WHAT IS EXPECTED: Lines that contain the string "this" are to be copied; leave out all others.

RECORDS PROVIDED:
##############################

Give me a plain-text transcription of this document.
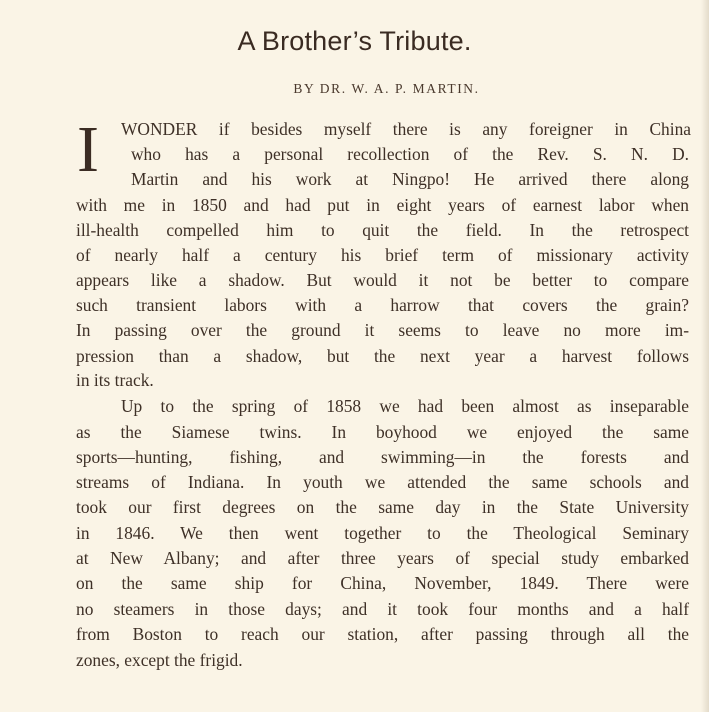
A Brother’s Tribute.
BY DR. W. A. P. MARTIN.
I WONDER if besides myself there is any foreigner in China
who has a personal recollection of the Rev. S. N. D.
Martin and his work at Ningpo! He arrived there along
with me in 1850 and had put in eight years of earnest labor when
ill-health compelled him to quit the field. In the retrospect
of nearly half a century his brief term of missionary activity
appears like a shadow. But would it not be better to compare
such transient labors with a harrow that covers the grain?
In passing over the ground it seems to leave no more im-
pression than a shadow, but the next year a harvest follows
in its track.
Up to the spring of 1858 we had been almost as inseparable
as the Siamese twins. In boyhood we enjoyed the same
sports—hunting, fishing, and swimming—in the forests and
streams of Indiana. In youth we attended the same schools and
took our first degrees on the same day in the State University
in 1846. We then went together to the Theological Seminary
at New Albany; and after three years of special study embarked
on the same ship for China, November, 1849. There were
no steamers in those days; and it took four months and a half
from Boston to reach our station, after passing through all the
zones, except the frigid.
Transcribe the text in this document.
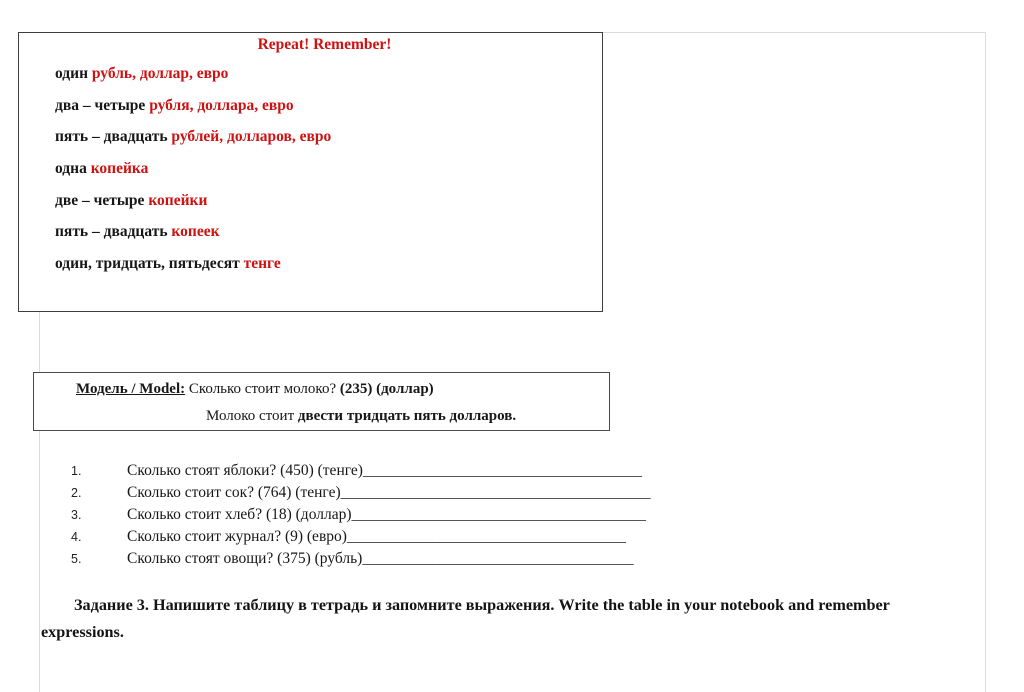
Repeat! Remember!
один рубль, доллар, евро
два – четыре рубля, доллара, евро
пять – двадцать рублей, долларов, евро
одна копейка
две – четыре копейки
пять – двадцать копеек
один, тридцать, пятьдесят тенге
Модель / Model: Сколько стоит молоко? (235) (доллар)
Молоко стоит двести тридцать пять долларов.
1.	Сколько стоят яблоки? (450) (тенге) ____________________________________
2.	Сколько стоит сок? (764) (тенге) ________________________________________
3.	Сколько стоит хлеб? (18) (доллар) ______________________________________
4.	Сколько стоит журнал? (9) (евро) ____________________________________
5.	Сколько стоят овощи? (375) (рубль) ___________________________________
Задание 3. Напишите таблицу в тетрадь и запомните выражения. Write the table in your notebook and remember
expressions.
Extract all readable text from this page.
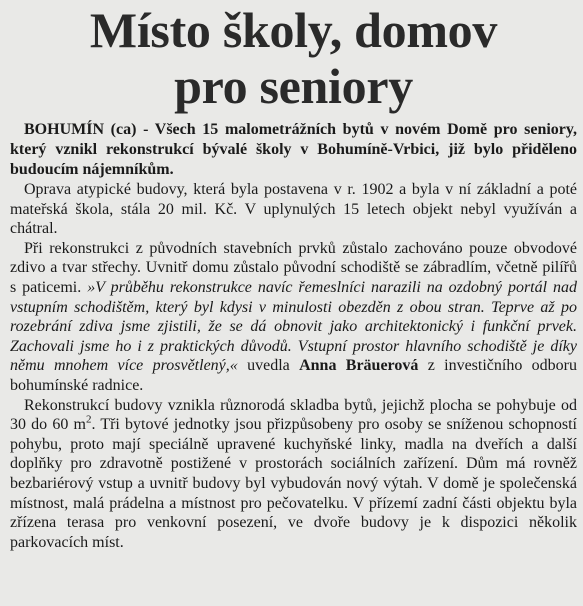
Místo školy, domov
pro seniory

BOHUMÍN (ca) - Všech 15 malometrážních bytů v novém Domě pro seniory, který vznikl rekonstrukcí bývalé školy v Bohumíně-Vrbici, již bylo přiděleno budoucím nájemníkům.

Oprava atypické budovy, která byla postavena v r. 1902 a byla v ní základní a poté mateřská škola, stála 20 mil. Kč. V uplynulých 15 letech objekt nebyl využíván a chátral.

Při rekonstrukci z původních stavebních prvků zůstalo zachováno pouze obvodové zdivo a tvar střechy. Uvnitř domu zůstalo původní schodiště se zábradlím, včetně pilířů s paticemi. »V průběhu rekonstrukce navíc řemeslníci narazili na ozdobný portál nad vstupním schodištěm, který byl kdysi v minulosti obezděn z obou stran. Teprve až po rozebrání zdiva jsme zjistili, že se dá obnovit jako architektonický i funkční prvek. Zachovali jsme ho i z praktických důvodů. Vstupní prostor hlavního schodiště je díky němu mnohem více prosvětlený,« uvedla Anna Bräuerová z investičního odboru bohumínské radnice.

Rekonstrukcí budovy vznikla různorodá skladba bytů, jejichž plocha se pohybuje od 30 do 60 $m^2$. Tři bytové jednotky jsou přizpůsobeny pro osoby se sníženou schopností pohybu, proto mají speciálně upravené kuchyňské linky, madla na dveřích a další doplňky pro zdravotně postižené v prostorách sociálních zařízení. Dům má rovněž bezbariérový vstup a uvnitř budovy byl vybudován nový výtah. V domě je společenská místnost, malá prádelna a místnost pro pečovatelku. V přízemí zadní části objektu byla zřízena terasa pro venkovní posezení, ve dvoře budovy je k dispozici několik parkovacích míst.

##############################

COMPLETE ANSWER:
Give me a plain-text transcription of this document.
Transcribe the text in this document.
Extract all readable text from this page.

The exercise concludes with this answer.